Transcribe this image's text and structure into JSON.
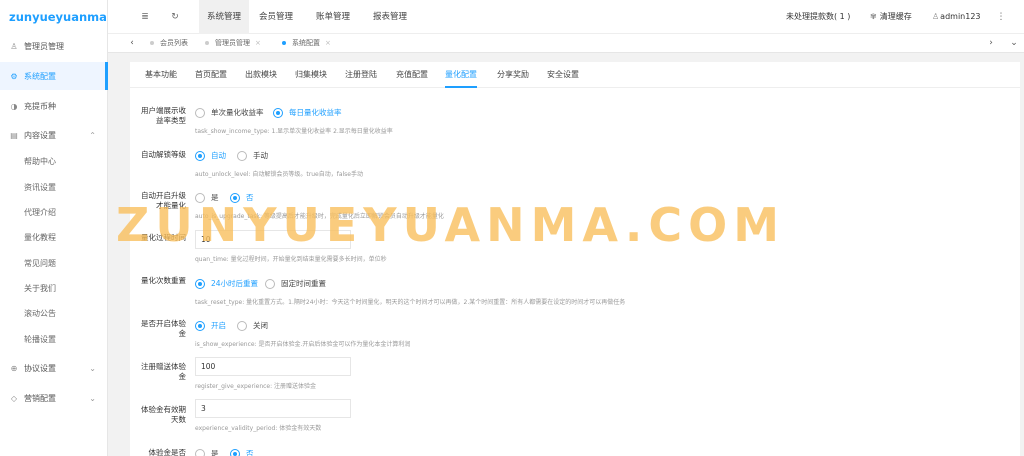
{
  "brand": {
    "logo_text": "zunyueyuanma.com"
  },
  "sidebar": {
    "items": [
      {
        "label": "管理员管理",
        "icon": "user-icon"
      },
      {
        "label": "系统配置",
        "icon": "gear-icon",
        "active": true
      },
      {
        "label": "充提币种",
        "icon": "coin-icon"
      },
      {
        "label": "内容设置",
        "icon": "document-icon",
        "expanded": true
      }
    ],
    "submenu": [
      "帮助中心",
      "资讯设置",
      "代理介绍",
      "量化教程",
      "常见问题",
      "关于我们",
      "滚动公告",
      "轮播设置"
    ],
    "bottom_items": [
      {
        "label": "协议设置",
        "icon": "globe-icon"
      },
      {
        "label": "营销配置",
        "icon": "diamond-icon"
      }
    ]
  },
  "header": {
    "icons": {
      "menu": "≣",
      "refresh": "↻",
      "more": "⋮"
    },
    "nav": [
      "系统管理",
      "会员管理",
      "账单管理",
      "报表管理"
    ],
    "pending_withdraw": "未处理提款数( 1 )",
    "clear_cache": "清理缓存",
    "clear_cache_icon": "✾",
    "user": "admin123",
    "user_icon": "♙"
  },
  "tabbar": {
    "prev": "‹",
    "next": "›",
    "down": "⌄",
    "close_symbol": "×",
    "tabs": [
      {
        "label": "会员列表",
        "active": false,
        "closable": false
      },
      {
        "label": "管理员管理",
        "active": false,
        "closable": true
      },
      {
        "label": "系统配置",
        "active": true,
        "closable": true
      }
    ]
  },
  "config": {
    "tabs": [
      "基本功能",
      "首页配置",
      "出款模块",
      "归集模块",
      "注册登陆",
      "充值配置",
      "量化配置",
      "分享奖励",
      "安全设置"
    ],
    "active_tab": "量化配置",
    "fields": {
      "show_income": {
        "label": "用户端展示收益率类型",
        "options": [
          "单次量化收益率",
          "每日量化收益率"
        ],
        "hint": "task_show_income_type: 1.显示单次量化收益率 2.显示每日量化收益率"
      },
      "auto_unlock": {
        "label": "自动解锁等级",
        "options": [
          "自动",
          "手动"
        ],
        "hint": "auto_unlock_level: 自动解锁会员等级。true自动，false手动"
      },
      "upgrade_task": {
        "label": "自动开启升级才能量化",
        "options": [
          "是",
          "否"
        ],
        "hint": "auto_is_upgrade_task: 等级提高后才能升级时，完成量化后立即解锁会员自动升级才能量化"
      },
      "quan_time": {
        "label": "量化过程时间",
        "value": "10",
        "hint": "quan_time: 量化过程时间，开始量化到结束量化需要多长时间，单位秒"
      },
      "reset_type": {
        "label": "量化次数重置",
        "options": [
          "24小时后重置",
          "固定时间重置"
        ],
        "hint": "task_reset_type: 量化重置方式。1.隔时24小时：今天这个时间量化，明天的这个时间才可以再做，2.某个时间重置：所有人都需要在设定的时间才可以再做任务"
      },
      "experience": {
        "label": "是否开启体验金",
        "options": [
          "开启",
          "关闭"
        ],
        "hint": "is_show_experience: 是否开启体验金.开启后体验金可以作为量化本金计算利润"
      },
      "register_give": {
        "label": "注册赠送体验金",
        "value": "100",
        "hint": "register_give_experience: 注册赠送体验金"
      },
      "validity": {
        "label": "体验金有效期天数",
        "value": "3",
        "hint": "experience_validity_period: 体验金有效天数"
      },
      "last": {
        "label": "体验金是否",
        "options": [
          "是",
          "否"
        ]
      }
    }
  },
  "watermark": "ZUNYUEYUANMA.COM",
  "colors": {
    "accent": "#1e9fff",
    "watermark": "#f8be5a"
  }
}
* * * *
From the entries above, output every line exactly and omit any image.

Result of this exercise:
Transcribe this image's text and structure into JSON.
{
  "brand": {
    "logo_text": "zunyueyuanma.com"
  },
  "sidebar": {
    "items": [
      {
        "label": "管理员管理",
        "icon": "user-icon"
      },
      {
        "label": "系统配置",
        "icon": "gear-icon",
        "active": true
      },
      {
        "label": "充提币种",
        "icon": "coin-icon"
      },
      {
        "label": "内容设置",
        "icon": "document-icon",
        "expanded": true
      }
    ],
    "submenu": [
      "帮助中心",
      "资讯设置",
      "代理介绍",
      "量化教程",
      "常见问题",
      "关于我们",
      "滚动公告",
      "轮播设置"
    ],
    "bottom_items": [
      {
        "label": "协议设置",
        "icon": "globe-icon"
      },
      {
        "label": "营销配置",
        "icon": "diamond-icon"
      }
    ]
  },
  "header": {
    "icons": {
      "menu": "≣",
      "refresh": "↻",
      "more": "⋮"
    },
    "nav": [
      "系统管理",
      "会员管理",
      "账单管理",
      "报表管理"
    ],
    "pending_withdraw": "未处理提款数( 1 )",
    "clear_cache": "清理缓存",
    "clear_cache_icon": "✾",
    "user": "admin123",
    "user_icon": "♙"
  },
  "tabbar": {
    "prev": "‹",
    "next": "›",
    "down": "⌄",
    "close_symbol": "×",
    "tabs": [
      {
        "label": "会员列表",
        "active": false,
        "closable": false
      },
      {
        "label": "管理员管理",
        "active": false,
        "closable": true
      },
      {
        "label": "系统配置",
        "active": true,
        "closable": true
      }
    ]
  },
  "config": {
    "tabs": [
      "基本功能",
      "首页配置",
      "出款模块",
      "归集模块",
      "注册登陆",
      "充值配置",
      "量化配置",
      "分享奖励",
      "安全设置"
    ],
    "active_tab": "量化配置",
    "fields": {
      "show_income": {
        "label": "用户端展示收益率类型",
        "options": [
          "单次量化收益率",
          "每日量化收益率"
        ],
        "hint": "task_show_income_type: 1.显示单次量化收益率 2.显示每日量化收益率"
      },
      "auto_unlock": {
        "label": "自动解锁等级",
        "options": [
          "自动",
          "手动"
        ],
        "hint": "auto_unlock_level: 自动解锁会员等级。true自动，false手动"
      },
      "upgrade_task": {
        "label": "自动开启升级才能量化",
        "options": [
          "是",
          "否"
        ],
        "hint": "auto_is_upgrade_task: 等级提高后才能升级时，完成量化后立即解锁会员自动升级才能量化"
      },
      "quan_time": {
        "label": "量化过程时间",
        "value": "10",
        "hint": "quan_time: 量化过程时间，开始量化到结束量化需要多长时间，单位秒"
      },
      "reset_type": {
        "label": "量化次数重置",
        "options": [
          "24小时后重置",
          "固定时间重置"
        ],
        "hint": "task_reset_type: 量化重置方式。1.隔时24小时：今天这个时间量化，明天的这个时间才可以再做，2.某个时间重置：所有人都需要在设定的时间才可以再做任务"
      },
      "experience": {
        "label": "是否开启体验金",
        "options": [
          "开启",
          "关闭"
        ],
        "hint": "is_show_experience: 是否开启体验金.开启后体验金可以作为量化本金计算利润"
      },
      "register_give": {
        "label": "注册赠送体验金",
        "value": "100",
        "hint": "register_give_experience: 注册赠送体验金"
      },
      "validity": {
        "label": "体验金有效期天数",
        "value": "3",
        "hint": "experience_validity_period: 体验金有效天数"
      },
      "last": {
        "label": "体验金是否",
        "options": [
          "是",
          "否"
        ]
      }
    }
  },
  "watermark": "ZUNYUEYUANMA.COM",
  "colors": {
    "accent": "#1e9fff",
    "watermark": "#f8be5a"
  }
}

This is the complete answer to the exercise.